> [Given request]:
Below is the data. Give it again, complete and exact.
── Exercise materials
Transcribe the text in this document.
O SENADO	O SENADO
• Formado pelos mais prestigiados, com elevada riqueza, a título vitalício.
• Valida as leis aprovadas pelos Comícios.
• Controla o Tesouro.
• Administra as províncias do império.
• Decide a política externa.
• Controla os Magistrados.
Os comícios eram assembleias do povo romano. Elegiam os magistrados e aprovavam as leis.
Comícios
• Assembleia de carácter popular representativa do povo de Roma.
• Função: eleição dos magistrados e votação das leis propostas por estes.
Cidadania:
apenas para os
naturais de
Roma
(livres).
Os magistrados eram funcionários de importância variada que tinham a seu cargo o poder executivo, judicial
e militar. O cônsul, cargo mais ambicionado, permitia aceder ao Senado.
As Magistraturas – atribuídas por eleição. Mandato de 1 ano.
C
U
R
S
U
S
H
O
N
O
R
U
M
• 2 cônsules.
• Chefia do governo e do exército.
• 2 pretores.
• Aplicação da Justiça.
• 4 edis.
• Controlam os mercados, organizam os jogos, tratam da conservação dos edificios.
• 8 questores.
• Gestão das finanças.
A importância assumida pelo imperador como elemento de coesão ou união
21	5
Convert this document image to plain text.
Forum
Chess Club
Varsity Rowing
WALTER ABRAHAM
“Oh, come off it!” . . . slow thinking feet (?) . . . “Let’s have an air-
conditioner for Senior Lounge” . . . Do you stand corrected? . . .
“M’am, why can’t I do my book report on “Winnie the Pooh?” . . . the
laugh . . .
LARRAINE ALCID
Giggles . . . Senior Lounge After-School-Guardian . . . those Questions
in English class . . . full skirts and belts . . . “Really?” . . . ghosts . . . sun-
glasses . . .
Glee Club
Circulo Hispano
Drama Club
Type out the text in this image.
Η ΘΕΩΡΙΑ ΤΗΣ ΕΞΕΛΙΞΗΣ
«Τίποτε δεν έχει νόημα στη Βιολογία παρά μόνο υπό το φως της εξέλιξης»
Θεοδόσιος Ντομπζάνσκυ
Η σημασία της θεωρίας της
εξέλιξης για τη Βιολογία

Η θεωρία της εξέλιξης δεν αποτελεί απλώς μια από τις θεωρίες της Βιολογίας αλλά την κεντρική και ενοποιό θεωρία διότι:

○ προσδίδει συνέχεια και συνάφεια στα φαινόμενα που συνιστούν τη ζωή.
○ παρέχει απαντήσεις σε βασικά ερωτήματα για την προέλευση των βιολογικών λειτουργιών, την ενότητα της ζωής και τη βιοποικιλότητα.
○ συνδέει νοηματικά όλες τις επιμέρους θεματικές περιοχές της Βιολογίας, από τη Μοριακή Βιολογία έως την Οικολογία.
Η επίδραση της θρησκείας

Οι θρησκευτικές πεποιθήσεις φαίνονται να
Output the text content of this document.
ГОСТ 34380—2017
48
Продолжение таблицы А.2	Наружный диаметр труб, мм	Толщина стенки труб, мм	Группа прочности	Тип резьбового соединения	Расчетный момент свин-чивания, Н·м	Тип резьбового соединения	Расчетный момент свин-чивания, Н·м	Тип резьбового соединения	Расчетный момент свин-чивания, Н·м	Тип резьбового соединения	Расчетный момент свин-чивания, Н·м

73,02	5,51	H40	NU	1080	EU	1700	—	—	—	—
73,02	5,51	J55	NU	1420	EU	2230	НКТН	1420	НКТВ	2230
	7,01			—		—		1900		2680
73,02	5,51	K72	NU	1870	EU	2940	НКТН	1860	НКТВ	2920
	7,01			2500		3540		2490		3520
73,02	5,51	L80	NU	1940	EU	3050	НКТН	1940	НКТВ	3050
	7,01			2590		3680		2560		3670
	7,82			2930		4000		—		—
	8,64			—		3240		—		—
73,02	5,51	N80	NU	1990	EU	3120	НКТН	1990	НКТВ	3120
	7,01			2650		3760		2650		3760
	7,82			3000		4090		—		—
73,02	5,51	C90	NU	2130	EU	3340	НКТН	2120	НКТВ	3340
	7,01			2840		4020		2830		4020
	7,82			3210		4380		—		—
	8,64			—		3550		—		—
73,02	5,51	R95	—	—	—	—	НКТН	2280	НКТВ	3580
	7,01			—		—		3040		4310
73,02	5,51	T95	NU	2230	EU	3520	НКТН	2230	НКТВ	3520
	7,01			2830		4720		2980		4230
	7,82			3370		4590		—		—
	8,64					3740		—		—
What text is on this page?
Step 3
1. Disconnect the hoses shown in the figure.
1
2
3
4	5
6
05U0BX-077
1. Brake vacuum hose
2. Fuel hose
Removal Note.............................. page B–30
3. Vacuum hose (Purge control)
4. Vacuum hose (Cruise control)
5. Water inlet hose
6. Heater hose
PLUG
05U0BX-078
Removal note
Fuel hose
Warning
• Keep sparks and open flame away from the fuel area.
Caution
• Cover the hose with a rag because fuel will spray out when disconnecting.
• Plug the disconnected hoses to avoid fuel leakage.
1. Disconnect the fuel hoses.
────
> [Answer]:
Transcribe the text in this document.
O SENADO	O SENADO
• Formado pelos mais prestigiados, com elevada riqueza, a título vitalício.
• Valida as leis aprovadas pelos Comícios.
• Controla o Tesouro.
• Administra as províncias do império.
• Decide a política externa.
• Controla os Magistrados.
Os comícios eram assembleias do povo romano. Elegiam os magistrados e aprovavam as leis.
Comícios
• Assembleia de carácter popular representativa do povo de Roma.
• Função: eleição dos magistrados e votação das leis propostas por estes.
Cidadania:
apenas para os
naturais de
Roma
(livres).
Os magistrados eram funcionários de importância variada que tinham a seu cargo o poder executivo, judicial
e militar. O cônsul, cargo mais ambicionado, permitia aceder ao Senado.
As Magistraturas – atribuídas por eleição. Mandato de 1 ano.
C
U
R
S
U
S
H
O
N
O
R
U
M
• 2 cônsules.
• Chefia do governo e do exército.
• 2 pretores.
• Aplicação da Justiça.
• 4 edis.
• Controlam os mercados, organizam os jogos, tratam da conservação dos edificios.
• 8 questores.
• Gestão das finanças.
A importância assumida pelo imperador como elemento de coesão ou união
21	5
Convert this document image to plain text.
Forum
Chess Club
Varsity Rowing
WALTER ABRAHAM
“Oh, come off it!” . . . slow thinking feet (?) . . . “Let’s have an air-
conditioner for Senior Lounge” . . . Do you stand corrected? . . .
“M’am, why can’t I do my book report on “Winnie the Pooh?” . . . the
laugh . . .
LARRAINE ALCID
Giggles . . . Senior Lounge After-School-Guardian . . . those Questions
in English class . . . full skirts and belts . . . “Really?” . . . ghosts . . . sun-
glasses . . .
Glee Club
Circulo Hispano
Drama Club
Type out the text in this image.
Η ΘΕΩΡΙΑ ΤΗΣ ΕΞΕΛΙΞΗΣ
«Τίποτε δεν έχει νόημα στη Βιολογία παρά μόνο υπό το φως της εξέλιξης»
Θεοδόσιος Ντομπζάνσκυ
Η σημασία της θεωρίας της
εξέλιξης για τη Βιολογία

Η θεωρία της εξέλιξης δεν αποτελεί απλώς μια από τις θεωρίες της Βιολογίας αλλά την κεντρική και ενοποιό θεωρία διότι:

○ προσδίδει συνέχεια και συνάφεια στα φαινόμενα που συνιστούν τη ζωή.
○ παρέχει απαντήσεις σε βασικά ερωτήματα για την προέλευση των βιολογικών λειτουργιών, την ενότητα της ζωής και τη βιοποικιλότητα.
○ συνδέει νοηματικά όλες τις επιμέρους θεματικές περιοχές της Βιολογίας, από τη Μοριακή Βιολογία έως την Οικολογία.
Η επίδραση της θρησκείας

Οι θρησκευτικές πεποιθήσεις φαίνονται να
Output the text content of this document.
ГОСТ 34380—2017
48
Продолжение таблицы А.2	Наружный диаметр труб, мм	Толщина стенки труб, мм	Группа прочности	Тип резьбового соединения	Расчетный момент свин-чивания, Н·м	Тип резьбового соединения	Расчетный момент свин-чивания, Н·м	Тип резьбового соединения	Расчетный момент свин-чивания, Н·м	Тип резьбового соединения	Расчетный момент свин-чивания, Н·м

73,02	5,51	H40	NU	1080	EU	1700	—	—	—	—
73,02	5,51	J55	NU	1420	EU	2230	НКТН	1420	НКТВ	2230
	7,01			—		—		1900		2680
73,02	5,51	K72	NU	1870	EU	2940	НКТН	1860	НКТВ	2920
	7,01			2500		3540		2490		3520
73,02	5,51	L80	NU	1940	EU	3050	НКТН	1940	НКТВ	3050
	7,01			2590		3680		2560		3670
	7,82			2930		4000		—		—
	8,64			—		3240		—		—
73,02	5,51	N80	NU	1990	EU	3120	НКТН	1990	НКТВ	3120
	7,01			2650		3760		2650		3760
	7,82			3000		4090		—		—
73,02	5,51	C90	NU	2130	EU	3340	НКТН	2120	НКТВ	3340
	7,01			2840		4020		2830		4020
	7,82			3210		4380		—		—
	8,64			—		3550		—		—
73,02	5,51	R95	—	—	—	—	НКТН	2280	НКТВ	3580
	7,01			—		—		3040		4310
73,02	5,51	T95	NU	2230	EU	3520	НКТН	2230	НКТВ	3520
	7,01			2830		4720		2980		4230
	7,82			3370		4590		—		—
	8,64					3740		—		—
What text is on this page?
Step 3
1. Disconnect the hoses shown in the figure.
1
2
3
4	5
6
05U0BX-077
1. Brake vacuum hose
2. Fuel hose
Removal Note.............................. page B–30
3. Vacuum hose (Purge control)
4. Vacuum hose (Cruise control)
5. Water inlet hose
6. Heater hose
PLUG
05U0BX-078
Removal note
Fuel hose
Warning
• Keep sparks and open flame away from the fuel area.
Caution
• Cover the hose with a rag because fuel will spray out when disconnecting.
• Plug the disconnected hoses to avoid fuel leakage.
1. Disconnect the fuel hoses.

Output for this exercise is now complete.